### EXCERPTED DATA
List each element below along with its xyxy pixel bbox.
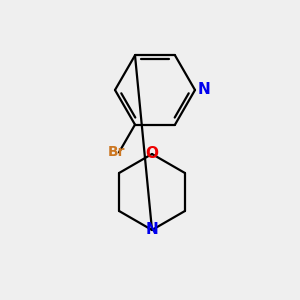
Text: Br: Br <box>108 146 126 159</box>
Text: N: N <box>146 223 158 238</box>
Text: N: N <box>198 82 211 98</box>
Text: O: O <box>146 146 158 161</box>
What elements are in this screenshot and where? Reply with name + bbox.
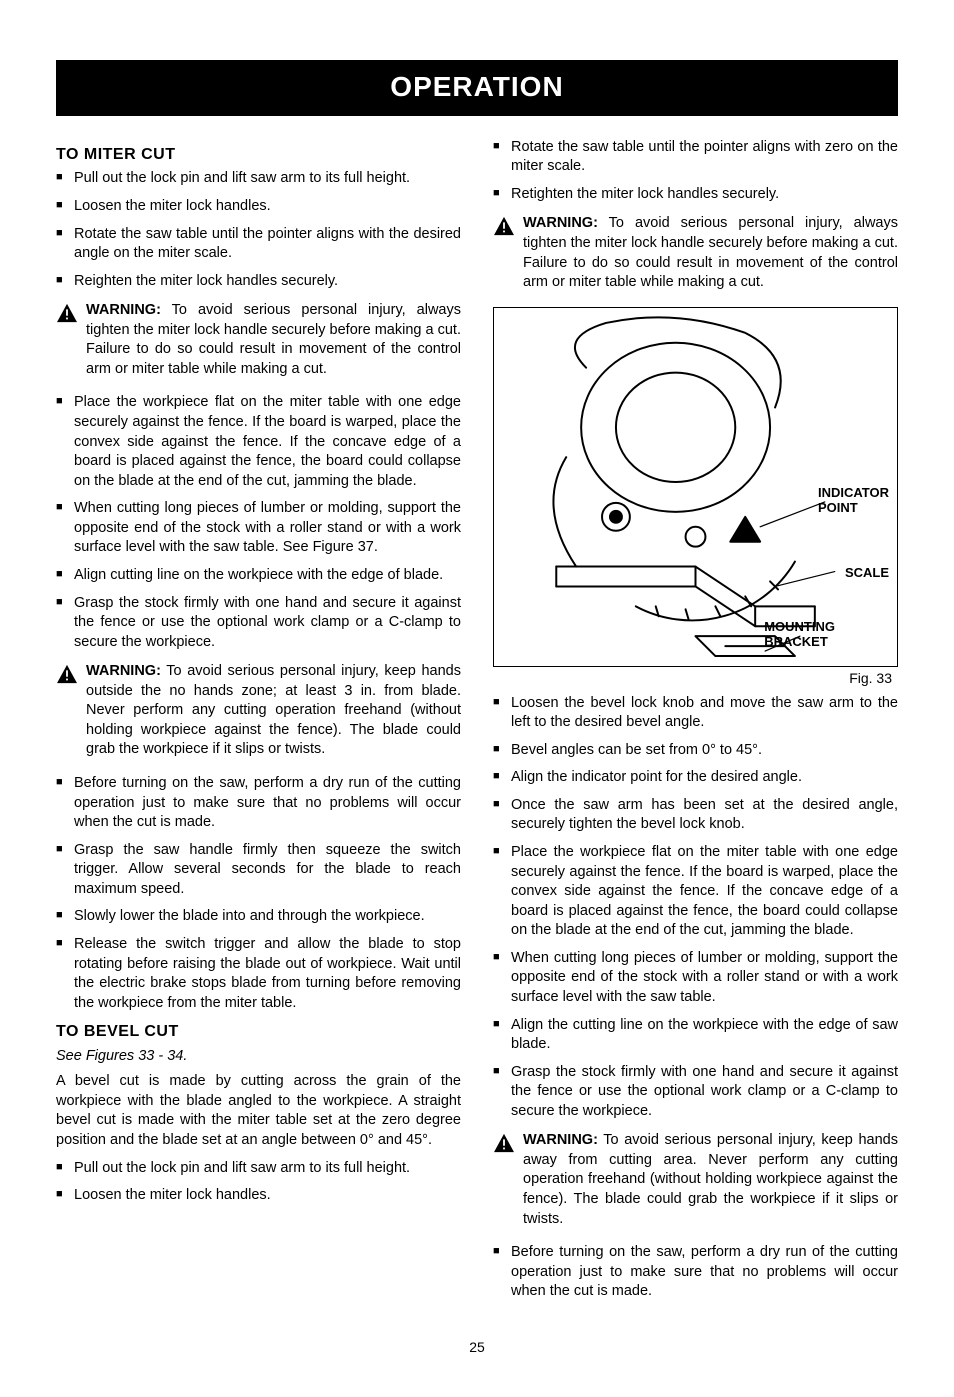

### DIRECTIONS FOR THIS TASK
Rewrite the data with every "bbox" changed to "bounding box" and nothing else altered. Leave the pictures out.

### FINISHED ANSWER
List each element below along with its xyxy pixel bounding box.
Text: Br: Br <box>108 146 126 159</box>
Text: N: N <box>146 223 158 238</box>
Text: N: N <box>198 82 211 98</box>
Text: O: O <box>146 146 158 161</box>
What elements are in this screenshot and where? Reply with name + bounding box.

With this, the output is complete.